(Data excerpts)

Begin

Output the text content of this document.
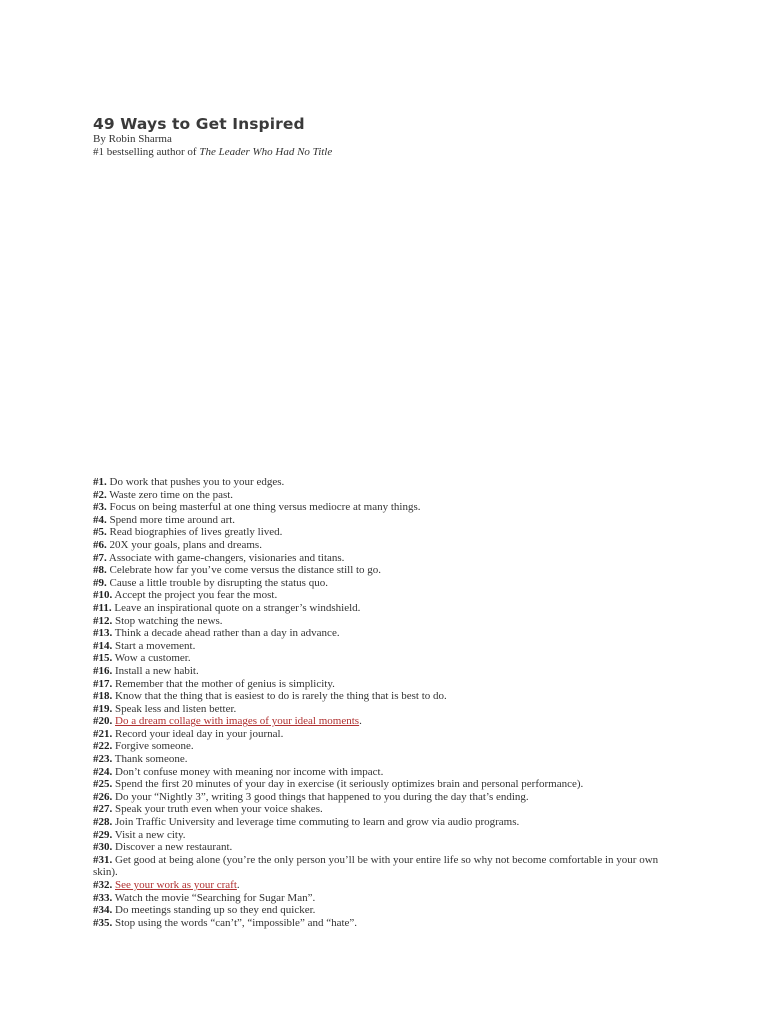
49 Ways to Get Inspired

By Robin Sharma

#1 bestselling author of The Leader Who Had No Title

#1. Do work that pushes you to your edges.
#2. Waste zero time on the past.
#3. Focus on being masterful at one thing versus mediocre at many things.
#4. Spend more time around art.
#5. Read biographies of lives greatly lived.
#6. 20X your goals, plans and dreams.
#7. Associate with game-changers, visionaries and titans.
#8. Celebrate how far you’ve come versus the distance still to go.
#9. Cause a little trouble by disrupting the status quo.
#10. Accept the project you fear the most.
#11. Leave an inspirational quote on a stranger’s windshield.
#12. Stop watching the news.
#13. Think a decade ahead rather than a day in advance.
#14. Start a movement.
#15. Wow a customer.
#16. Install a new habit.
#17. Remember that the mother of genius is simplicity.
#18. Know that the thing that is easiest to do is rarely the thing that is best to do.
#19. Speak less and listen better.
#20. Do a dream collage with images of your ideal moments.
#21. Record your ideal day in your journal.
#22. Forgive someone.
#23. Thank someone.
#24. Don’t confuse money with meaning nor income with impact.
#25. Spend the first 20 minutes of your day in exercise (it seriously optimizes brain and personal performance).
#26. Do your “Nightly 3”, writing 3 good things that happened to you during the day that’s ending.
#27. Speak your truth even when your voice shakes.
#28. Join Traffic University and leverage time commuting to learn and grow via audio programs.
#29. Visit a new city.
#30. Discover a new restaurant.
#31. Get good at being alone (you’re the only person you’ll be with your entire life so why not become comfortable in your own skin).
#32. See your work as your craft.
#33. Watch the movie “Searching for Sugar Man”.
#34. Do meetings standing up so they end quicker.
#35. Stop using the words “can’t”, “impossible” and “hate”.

End

Transcribe the material as is, with images omitted.

» **FINAL RESULT**
Output the text content of this document.
49 Ways to Get Inspired

By Robin Sharma

#1 bestselling author of The Leader Who Had No Title

#1. Do work that pushes you to your edges.
#2. Waste zero time on the past.
#3. Focus on being masterful at one thing versus mediocre at many things.
#4. Spend more time around art.
#5. Read biographies of lives greatly lived.
#6. 20X your goals, plans and dreams.
#7. Associate with game-changers, visionaries and titans.
#8. Celebrate how far you’ve come versus the distance still to go.
#9. Cause a little trouble by disrupting the status quo.
#10. Accept the project you fear the most.
#11. Leave an inspirational quote on a stranger’s windshield.
#12. Stop watching the news.
#13. Think a decade ahead rather than a day in advance.
#14. Start a movement.
#15. Wow a customer.
#16. Install a new habit.
#17. Remember that the mother of genius is simplicity.
#18. Know that the thing that is easiest to do is rarely the thing that is best to do.
#19. Speak less and listen better.
#20. Do a dream collage with images of your ideal moments.
#21. Record your ideal day in your journal.
#22. Forgive someone.
#23. Thank someone.
#24. Don’t confuse money with meaning nor income with impact.
#25. Spend the first 20 minutes of your day in exercise (it seriously optimizes brain and personal performance).
#26. Do your “Nightly 3”, writing 3 good things that happened to you during the day that’s ending.
#27. Speak your truth even when your voice shakes.
#28. Join Traffic University and leverage time commuting to learn and grow via audio programs.
#29. Visit a new city.
#30. Discover a new restaurant.
#31. Get good at being alone (you’re the only person you’ll be with your entire life so why not become comfortable in your own skin).
#32. See your work as your craft.
#33. Watch the movie “Searching for Sugar Man”.
#34. Do meetings standing up so they end quicker.
#35. Stop using the words “can’t”, “impossible” and “hate”.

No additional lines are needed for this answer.